Records that describe figures:
* * * * * * * * *
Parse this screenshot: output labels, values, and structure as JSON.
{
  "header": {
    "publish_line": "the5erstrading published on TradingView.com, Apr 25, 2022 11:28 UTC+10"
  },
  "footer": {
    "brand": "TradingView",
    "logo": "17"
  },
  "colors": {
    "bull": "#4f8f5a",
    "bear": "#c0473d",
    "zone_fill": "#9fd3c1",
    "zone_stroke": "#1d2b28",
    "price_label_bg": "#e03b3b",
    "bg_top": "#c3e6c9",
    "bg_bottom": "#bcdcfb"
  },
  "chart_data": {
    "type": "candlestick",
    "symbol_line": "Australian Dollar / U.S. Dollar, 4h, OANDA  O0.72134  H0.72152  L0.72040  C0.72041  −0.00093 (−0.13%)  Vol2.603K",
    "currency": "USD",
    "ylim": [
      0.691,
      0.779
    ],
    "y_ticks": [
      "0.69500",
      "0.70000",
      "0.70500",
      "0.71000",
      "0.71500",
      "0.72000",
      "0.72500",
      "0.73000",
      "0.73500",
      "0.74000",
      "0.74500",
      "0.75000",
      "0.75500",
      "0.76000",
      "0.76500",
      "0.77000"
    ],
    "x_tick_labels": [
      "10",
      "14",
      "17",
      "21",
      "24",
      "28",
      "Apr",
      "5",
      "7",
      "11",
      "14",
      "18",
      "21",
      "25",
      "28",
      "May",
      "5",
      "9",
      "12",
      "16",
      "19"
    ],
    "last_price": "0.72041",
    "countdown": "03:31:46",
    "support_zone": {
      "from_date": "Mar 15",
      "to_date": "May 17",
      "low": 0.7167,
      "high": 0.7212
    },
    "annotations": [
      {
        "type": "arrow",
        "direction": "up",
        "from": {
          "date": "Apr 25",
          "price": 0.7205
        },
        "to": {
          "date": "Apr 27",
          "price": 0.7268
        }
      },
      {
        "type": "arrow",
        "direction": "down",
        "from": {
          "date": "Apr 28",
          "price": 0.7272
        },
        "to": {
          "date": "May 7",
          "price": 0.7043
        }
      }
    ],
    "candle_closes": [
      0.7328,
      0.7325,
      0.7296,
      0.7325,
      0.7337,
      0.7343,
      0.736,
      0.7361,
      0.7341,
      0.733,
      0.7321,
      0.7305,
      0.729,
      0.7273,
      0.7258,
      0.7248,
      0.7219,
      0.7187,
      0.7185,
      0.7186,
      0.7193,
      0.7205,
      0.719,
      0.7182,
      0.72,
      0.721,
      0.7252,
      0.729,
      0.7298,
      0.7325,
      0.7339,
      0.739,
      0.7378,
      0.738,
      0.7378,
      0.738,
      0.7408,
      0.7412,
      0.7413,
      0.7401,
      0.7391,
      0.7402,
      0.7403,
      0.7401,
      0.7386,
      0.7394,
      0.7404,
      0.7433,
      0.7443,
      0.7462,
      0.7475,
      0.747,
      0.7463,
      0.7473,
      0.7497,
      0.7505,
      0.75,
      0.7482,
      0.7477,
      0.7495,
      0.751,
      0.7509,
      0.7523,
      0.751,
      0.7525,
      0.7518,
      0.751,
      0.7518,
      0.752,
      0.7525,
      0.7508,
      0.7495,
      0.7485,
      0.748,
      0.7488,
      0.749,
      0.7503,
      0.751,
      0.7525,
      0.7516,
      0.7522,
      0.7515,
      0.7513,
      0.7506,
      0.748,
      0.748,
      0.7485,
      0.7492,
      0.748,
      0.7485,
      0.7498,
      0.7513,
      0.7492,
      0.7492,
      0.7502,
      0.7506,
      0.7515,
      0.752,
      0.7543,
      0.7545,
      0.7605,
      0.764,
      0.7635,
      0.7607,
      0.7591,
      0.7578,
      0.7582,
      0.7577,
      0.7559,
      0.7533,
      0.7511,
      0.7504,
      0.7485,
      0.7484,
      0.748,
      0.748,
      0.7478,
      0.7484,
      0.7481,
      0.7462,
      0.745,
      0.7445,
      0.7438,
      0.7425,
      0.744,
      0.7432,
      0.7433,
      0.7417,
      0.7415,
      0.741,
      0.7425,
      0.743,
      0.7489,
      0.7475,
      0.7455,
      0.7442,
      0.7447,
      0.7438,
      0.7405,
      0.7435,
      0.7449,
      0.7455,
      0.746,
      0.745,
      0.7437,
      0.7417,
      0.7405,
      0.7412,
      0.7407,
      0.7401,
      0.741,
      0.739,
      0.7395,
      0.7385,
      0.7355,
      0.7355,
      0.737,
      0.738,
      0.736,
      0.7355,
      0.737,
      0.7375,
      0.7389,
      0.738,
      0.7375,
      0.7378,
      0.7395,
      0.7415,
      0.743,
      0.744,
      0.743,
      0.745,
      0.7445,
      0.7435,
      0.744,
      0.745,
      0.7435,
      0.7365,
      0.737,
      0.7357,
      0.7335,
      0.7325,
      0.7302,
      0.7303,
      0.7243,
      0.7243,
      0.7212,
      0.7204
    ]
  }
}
* * * * * * * * *
> [Requirements]: Extract, from the material above, each line holding the word "TradingView".

> [Solution to this exercise]:
    "publish_line": "the5erstrading published on TradingView.com, Apr 25, 2022 11:28 UTC+10"
    "brand": "TradingView",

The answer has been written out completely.